- _TASK_: Images should be left out, and everything else in the listing reproduced exactly.

- _RECORDS FOR THE TASK_:
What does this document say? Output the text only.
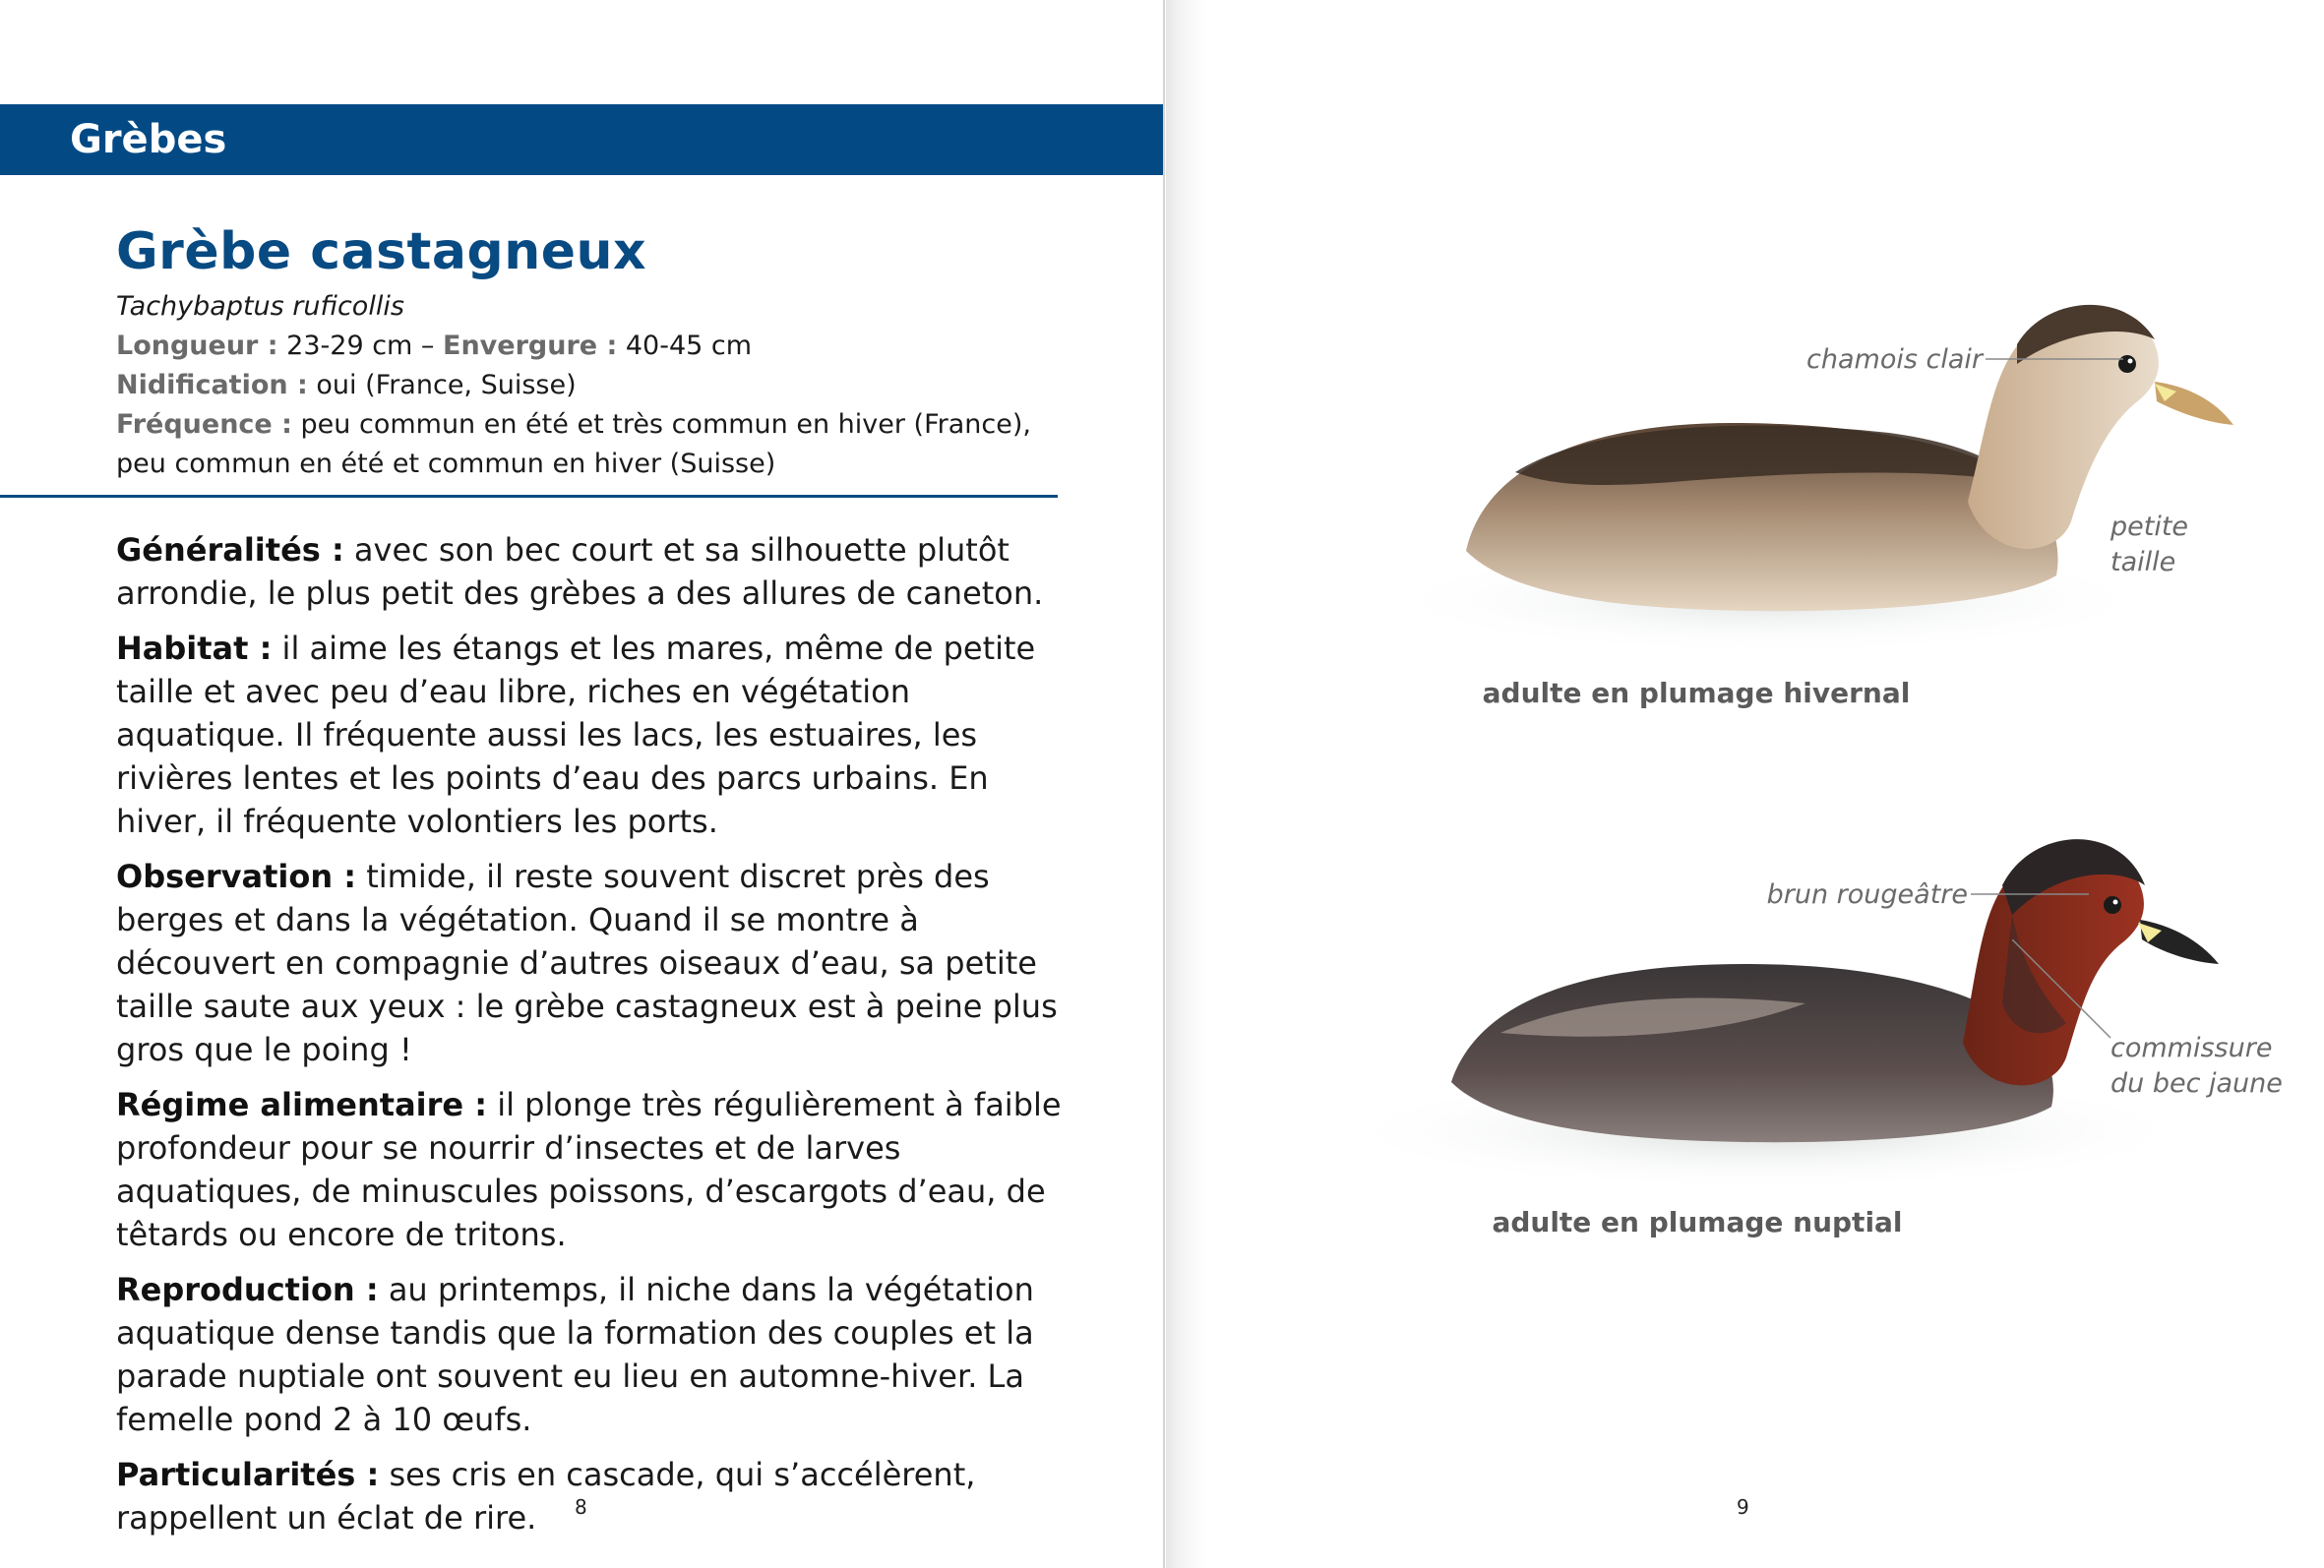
Grèbes
Grèbe castagneux
Tachybaptus ruficollis
Longueur : 23-29 cm – Envergure : 40-45 cm
Nidification : oui (France, Suisse)
Fréquence : peu commun en été et très commun en hiver (France),
peu commun en été et commun en hiver (Suisse)

Généralités : avec son bec court et sa silhouette plutôt arrondie, le plus petit des grèbes a des allures de caneton.

Habitat : il aime les étangs et les mares, même de petite taille et avec peu d’eau libre, riches en végétation aquatique. Il fréquente aussi les lacs, les estuaires, les rivières lentes et les points d’eau des parcs urbains. En hiver, il fréquente volontiers les ports.

Observation : timide, il reste souvent discret près des berges et dans la végétation. Quand il se montre à découvert en compagnie d’autres oiseaux d’eau, sa petite taille saute aux yeux : le grèbe castagneux est à peine plus gros que le poing !

Régime alimentaire : il plonge très régulièrement à faible profondeur pour se nourrir d’insectes et de larves aquatiques, de minuscules poissons, d’escargots d’eau, de têtards ou encore de tritons.

Reproduction : au printemps, il niche dans la végétation aquatique dense tandis que la formation des couples et la parade nuptiale ont souvent eu lieu en automne-hiver. La femelle pond 2 à 10 œufs.

Particularités : ses cris en cascade, qui s’accélèrent, rappellent un éclat de rire.	8
chamois clair
petite
taille
adulte en plumage hivernal
brun rougeâtre
commissure
du bec jaune
adulte en plumage nuptial
9
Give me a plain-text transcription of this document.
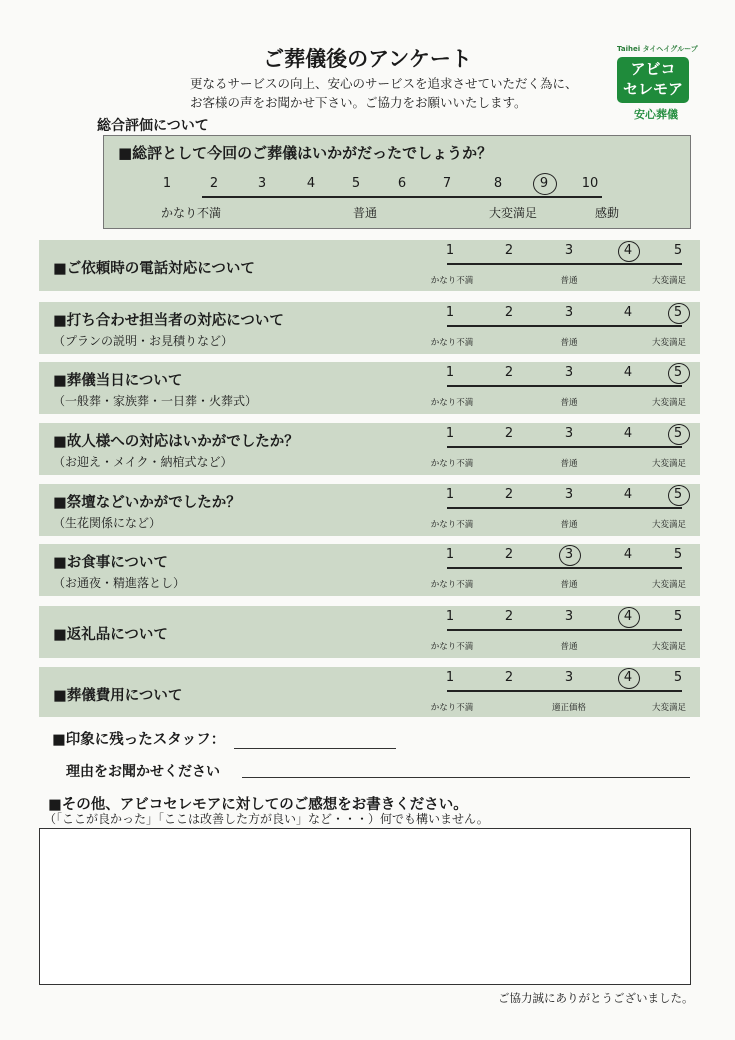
ご葬儀後のアンケート
更なるサービスの向上、安心のサービスを追求させていただく為に、
お客様の声をお聞かせ下さい。ご協力をお願いいたします。
Taihei タイヘイグループ
アビコ
セレモア
安心葬儀
総合評価について
■総評として今回のご葬儀はいかがだったでしょうか？
1	2	3	4	5	6	7	8	9	10
かなり不満	普通	大変満足	感動
■ご依頼時の電話対応について
1	2	3	4	5
かなり不満	普通	大変満足
■打ち合わせ担当者の対応について
（プランの説明・お見積りなど）
1	2	3	4	5
かなり不満	普通	大変満足
■葬儀当日について
（一般葬・家族葬・一日葬・火葬式）
1	2	3	4	5
かなり不満	普通	大変満足
■故人様への対応はいかがでしたか？
（お迎え・メイク・納棺式など）
1	2	3	4	5
かなり不満	普通	大変満足
■祭壇などいかがでしたか？
（生花関係になど）
1	2	3	4	5
かなり不満	普通	大変満足
■お食事について
（お通夜・精進落とし）
1	2	3	4	5
かなり不満	普通	大変満足
■返礼品について
1	2	3	4	5
かなり不満	普通	大変満足
■葬儀費用について
1	2	3	4	5
かなり不満	適正価格	大変満足
■印象に残ったスタッフ：
理由をお聞かせください
■その他、アビコセレモアに対してのご感想をお書きください。
（「ここが良かった」「ここは改善した方が良い」など・・・）何でも構いません。
ご協力誠にありがとうございました。
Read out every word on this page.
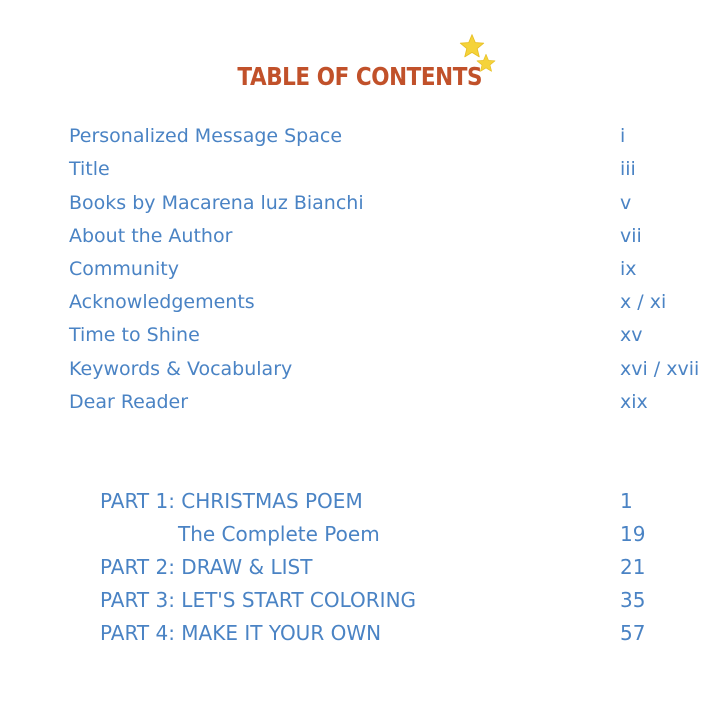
TABLE OF CONTENTS
Personalized Message Space	i
Title	iii
Books by Macarena luz Bianchi	v
About the Author	vii
Community	ix
Acknowledgements	x / xi
Time to Shine	xv
Keywords & Vocabulary	xvi / xvii
Dear Reader	xix
PART 1: CHRISTMAS POEM	1
The Complete Poem	19
PART 2: DRAW & LIST	21
PART 3: LET'S START COLORING	35
PART 4: MAKE IT YOUR OWN	57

- _SOLUTION FOR THIS PROBLEM_:
What does this document say? Output the text only.
Grèbes
Grèbe castagneux
Tachybaptus ruficollis
Longueur : 23-29 cm – Envergure : 40-45 cm
Nidification : oui (France, Suisse)
Fréquence : peu commun en été et très commun en hiver (France),
peu commun en été et commun en hiver (Suisse)

Généralités : avec son bec court et sa silhouette plutôt arrondie, le plus petit des grèbes a des allures de caneton.

Habitat : il aime les étangs et les mares, même de petite taille et avec peu d’eau libre, riches en végétation aquatique. Il fréquente aussi les lacs, les estuaires, les rivières lentes et les points d’eau des parcs urbains. En hiver, il fréquente volontiers les ports.

Observation : timide, il reste souvent discret près des berges et dans la végétation. Quand il se montre à découvert en compagnie d’autres oiseaux d’eau, sa petite taille saute aux yeux : le grèbe castagneux est à peine plus gros que le poing !

Régime alimentaire : il plonge très régulièrement à faible profondeur pour se nourrir d’insectes et de larves aquatiques, de minuscules poissons, d’escargots d’eau, de têtards ou encore de tritons.

Reproduction : au printemps, il niche dans la végétation aquatique dense tandis que la formation des couples et la parade nuptiale ont souvent eu lieu en automne-hiver. La femelle pond 2 à 10 œufs.

Particularités : ses cris en cascade, qui s’accélèrent, rappellent un éclat de rire.	8
chamois clair
petite
taille
adulte en plumage hivernal
brun rougeâtre
commissure
du bec jaune
adulte en plumage nuptial
9
Give me a plain-text transcription of this document.
ご葬儀後のアンケート
更なるサービスの向上、安心のサービスを追求させていただく為に、
お客様の声をお聞かせ下さい。ご協力をお願いいたします。
Taihei タイヘイグループ
アビコ
セレモア
安心葬儀
総合評価について
■総評として今回のご葬儀はいかがだったでしょうか？
1	2	3	4	5	6	7	8	9	10
かなり不満	普通	大変満足	感動
■ご依頼時の電話対応について
1	2	3	4	5
かなり不満	普通	大変満足
■打ち合わせ担当者の対応について
（プランの説明・お見積りなど）
1	2	3	4	5
かなり不満	普通	大変満足
■葬儀当日について
（一般葬・家族葬・一日葬・火葬式）
1	2	3	4	5
かなり不満	普通	大変満足
■故人様への対応はいかがでしたか？
（お迎え・メイク・納棺式など）
1	2	3	4	5
かなり不満	普通	大変満足
■祭壇などいかがでしたか？
（生花関係になど）
1	2	3	4	5
かなり不満	普通	大変満足
■お食事について
（お通夜・精進落とし）
1	2	3	4	5
かなり不満	普通	大変満足
■返礼品について
1	2	3	4	5
かなり不満	普通	大変満足
■葬儀費用について
1	2	3	4	5
かなり不満	適正価格	大変満足
■印象に残ったスタッフ：
理由をお聞かせください
■その他、アビコセレモアに対してのご感想をお書きください。
（「ここが良かった」「ここは改善した方が良い」など・・・）何でも構いません。
ご協力誠にありがとうございました。
Read out every word on this page.
TABLE OF CONTENTS
Personalized Message Space	i
Title	iii
Books by Macarena luz Bianchi	v
About the Author	vii
Community	ix
Acknowledgements	x / xi
Time to Shine	xv
Keywords & Vocabulary	xvi / xvii
Dear Reader	xix
PART 1: CHRISTMAS POEM	1
The Complete Poem	19
PART 2: DRAW & LIST	21
PART 3: LET'S START COLORING	35
PART 4: MAKE IT YOUR OWN	57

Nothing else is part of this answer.